REQUIREMENTS: Return all lines below containing the word "JSON".

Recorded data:
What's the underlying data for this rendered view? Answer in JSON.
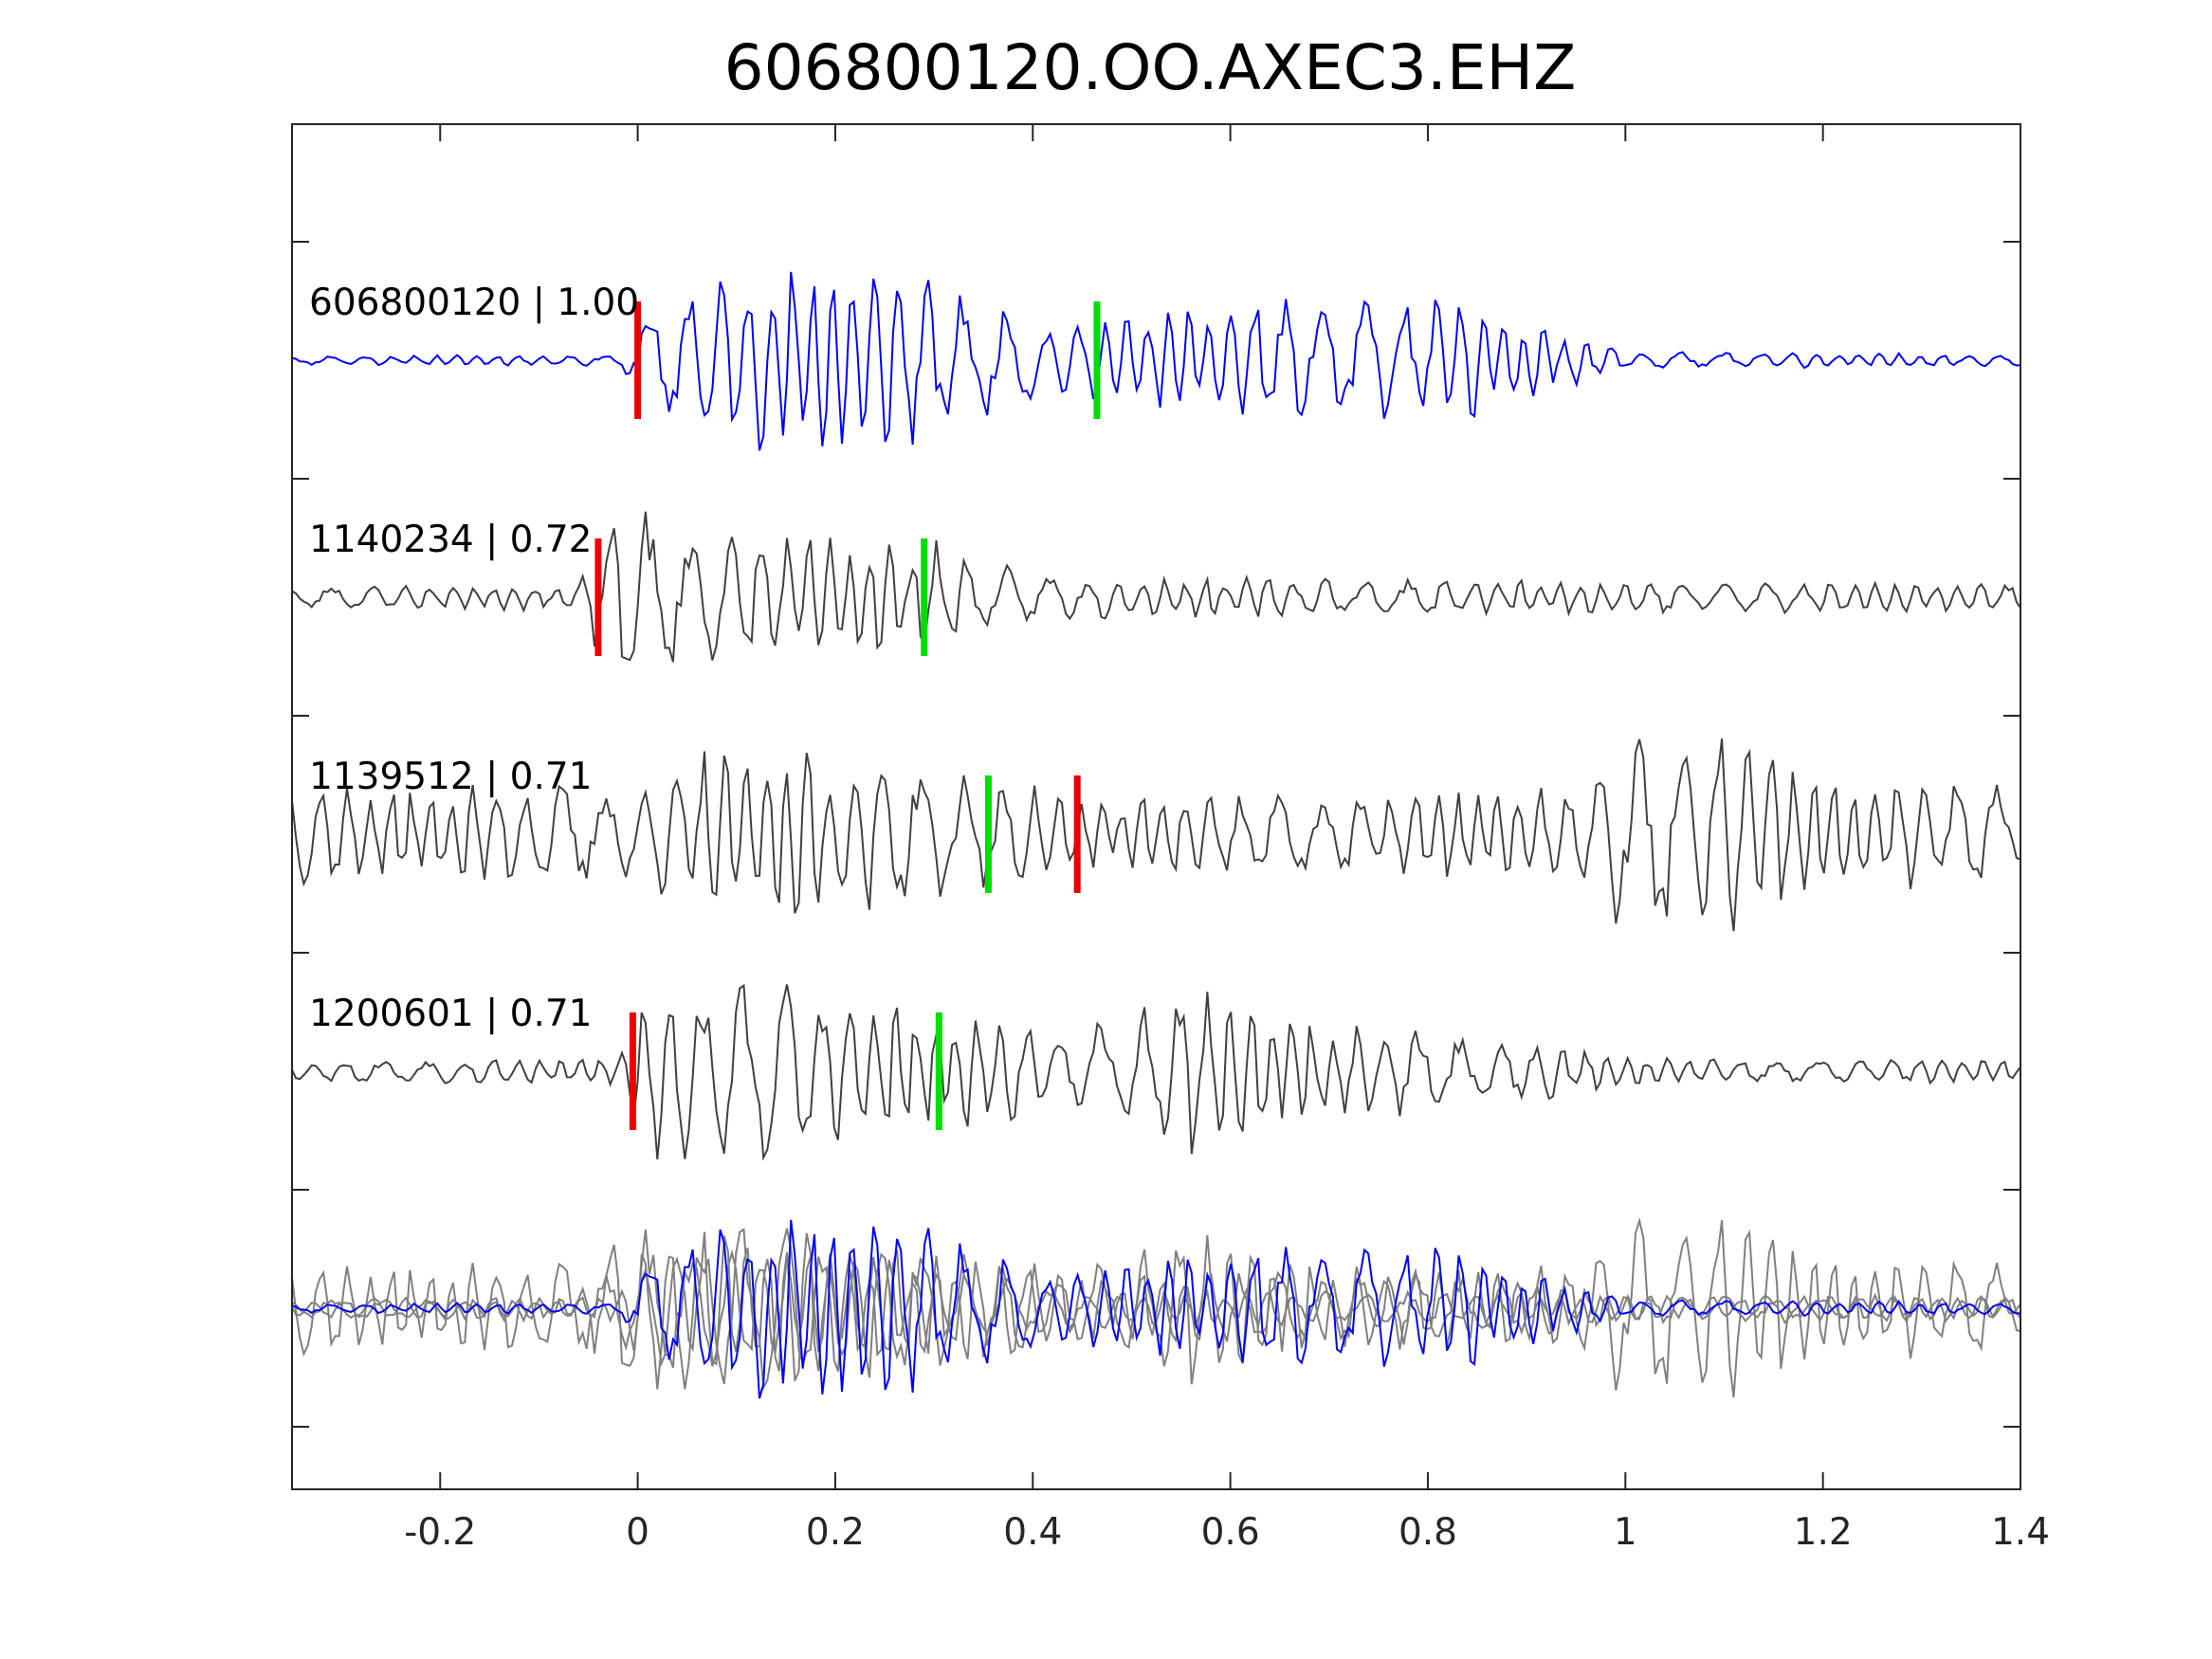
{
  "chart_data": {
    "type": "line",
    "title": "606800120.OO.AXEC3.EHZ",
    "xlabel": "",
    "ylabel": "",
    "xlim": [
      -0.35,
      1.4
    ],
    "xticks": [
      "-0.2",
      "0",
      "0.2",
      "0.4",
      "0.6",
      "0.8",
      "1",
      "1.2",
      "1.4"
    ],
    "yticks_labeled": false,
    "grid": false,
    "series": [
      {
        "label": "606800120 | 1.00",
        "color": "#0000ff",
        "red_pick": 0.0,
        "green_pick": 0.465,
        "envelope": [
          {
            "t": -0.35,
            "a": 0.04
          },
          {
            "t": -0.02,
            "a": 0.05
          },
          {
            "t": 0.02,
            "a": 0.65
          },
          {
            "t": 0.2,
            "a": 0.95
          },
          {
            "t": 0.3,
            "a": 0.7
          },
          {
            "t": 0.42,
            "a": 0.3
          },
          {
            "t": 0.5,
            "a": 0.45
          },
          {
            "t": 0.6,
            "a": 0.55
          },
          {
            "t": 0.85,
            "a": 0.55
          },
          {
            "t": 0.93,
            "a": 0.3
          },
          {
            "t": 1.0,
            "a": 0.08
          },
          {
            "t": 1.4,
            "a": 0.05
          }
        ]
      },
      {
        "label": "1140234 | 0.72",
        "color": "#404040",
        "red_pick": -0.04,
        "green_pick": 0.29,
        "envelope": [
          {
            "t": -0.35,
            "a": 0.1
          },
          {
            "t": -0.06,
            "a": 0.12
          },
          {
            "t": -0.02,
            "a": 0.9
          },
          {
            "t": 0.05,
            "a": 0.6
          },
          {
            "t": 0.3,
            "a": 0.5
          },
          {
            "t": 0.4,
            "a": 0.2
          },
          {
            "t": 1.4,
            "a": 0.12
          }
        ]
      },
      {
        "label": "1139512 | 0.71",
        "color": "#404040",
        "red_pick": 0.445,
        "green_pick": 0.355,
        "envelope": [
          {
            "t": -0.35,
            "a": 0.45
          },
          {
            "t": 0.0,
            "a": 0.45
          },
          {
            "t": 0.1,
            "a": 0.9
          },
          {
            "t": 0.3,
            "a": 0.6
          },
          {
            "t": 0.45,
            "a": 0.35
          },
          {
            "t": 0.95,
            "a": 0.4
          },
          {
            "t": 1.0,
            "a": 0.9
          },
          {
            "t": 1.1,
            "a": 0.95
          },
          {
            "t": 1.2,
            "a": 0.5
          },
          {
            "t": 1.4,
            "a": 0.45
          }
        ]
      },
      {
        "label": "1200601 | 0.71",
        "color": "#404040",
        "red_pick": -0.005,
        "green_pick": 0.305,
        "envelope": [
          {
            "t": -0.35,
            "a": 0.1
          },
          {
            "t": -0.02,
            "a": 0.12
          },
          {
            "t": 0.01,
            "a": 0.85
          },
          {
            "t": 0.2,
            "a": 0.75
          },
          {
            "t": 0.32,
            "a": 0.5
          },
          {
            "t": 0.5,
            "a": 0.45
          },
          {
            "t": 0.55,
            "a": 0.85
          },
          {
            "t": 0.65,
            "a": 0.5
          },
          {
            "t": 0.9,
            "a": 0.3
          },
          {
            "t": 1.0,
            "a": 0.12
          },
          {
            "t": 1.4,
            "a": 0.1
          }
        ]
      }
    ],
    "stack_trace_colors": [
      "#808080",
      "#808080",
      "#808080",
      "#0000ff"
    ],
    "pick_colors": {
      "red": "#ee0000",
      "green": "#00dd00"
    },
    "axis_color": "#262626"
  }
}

...

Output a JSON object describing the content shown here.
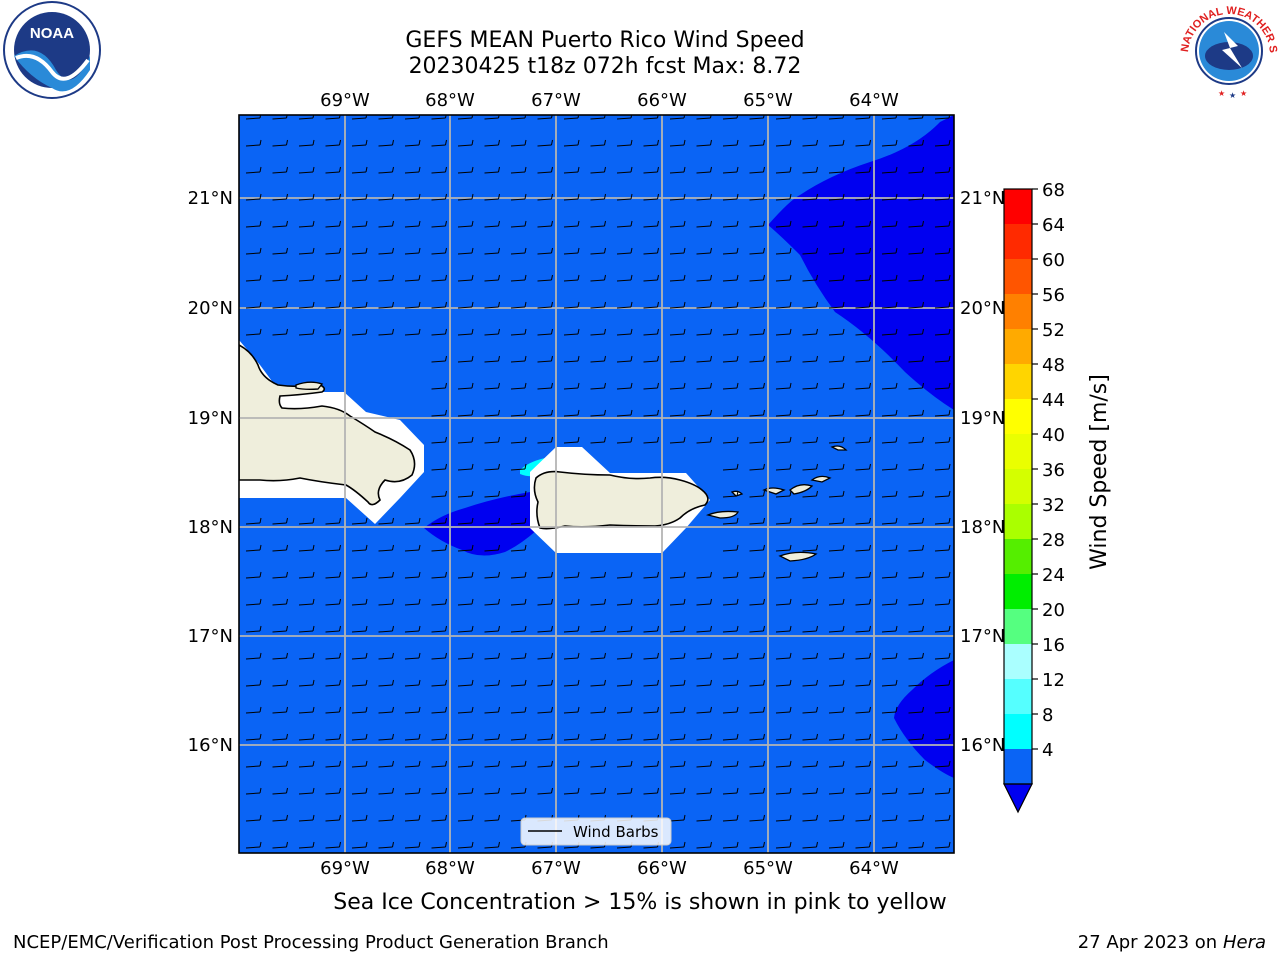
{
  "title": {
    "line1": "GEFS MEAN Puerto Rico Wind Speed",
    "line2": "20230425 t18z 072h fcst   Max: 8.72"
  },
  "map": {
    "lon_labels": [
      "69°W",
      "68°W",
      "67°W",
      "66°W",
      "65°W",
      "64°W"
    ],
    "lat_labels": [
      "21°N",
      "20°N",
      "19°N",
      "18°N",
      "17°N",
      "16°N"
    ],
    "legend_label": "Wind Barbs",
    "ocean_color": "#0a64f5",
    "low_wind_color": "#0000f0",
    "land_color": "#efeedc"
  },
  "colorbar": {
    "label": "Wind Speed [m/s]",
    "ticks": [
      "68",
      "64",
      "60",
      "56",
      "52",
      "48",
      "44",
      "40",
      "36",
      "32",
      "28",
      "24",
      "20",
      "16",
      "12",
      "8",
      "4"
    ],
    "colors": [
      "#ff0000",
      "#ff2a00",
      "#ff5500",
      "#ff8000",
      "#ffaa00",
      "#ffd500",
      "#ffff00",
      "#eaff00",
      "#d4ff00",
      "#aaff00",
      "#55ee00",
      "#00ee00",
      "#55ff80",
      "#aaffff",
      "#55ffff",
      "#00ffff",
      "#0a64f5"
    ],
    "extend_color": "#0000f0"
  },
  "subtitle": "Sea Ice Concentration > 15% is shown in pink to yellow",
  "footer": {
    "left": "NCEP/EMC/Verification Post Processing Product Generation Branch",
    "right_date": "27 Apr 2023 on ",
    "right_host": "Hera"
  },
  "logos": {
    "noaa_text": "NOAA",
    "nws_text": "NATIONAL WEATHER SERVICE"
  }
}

EXERCISE ANSWER:
What's the underlying data for this rendered view? Answer in JSON.
Output a JSON object describing the content shown here.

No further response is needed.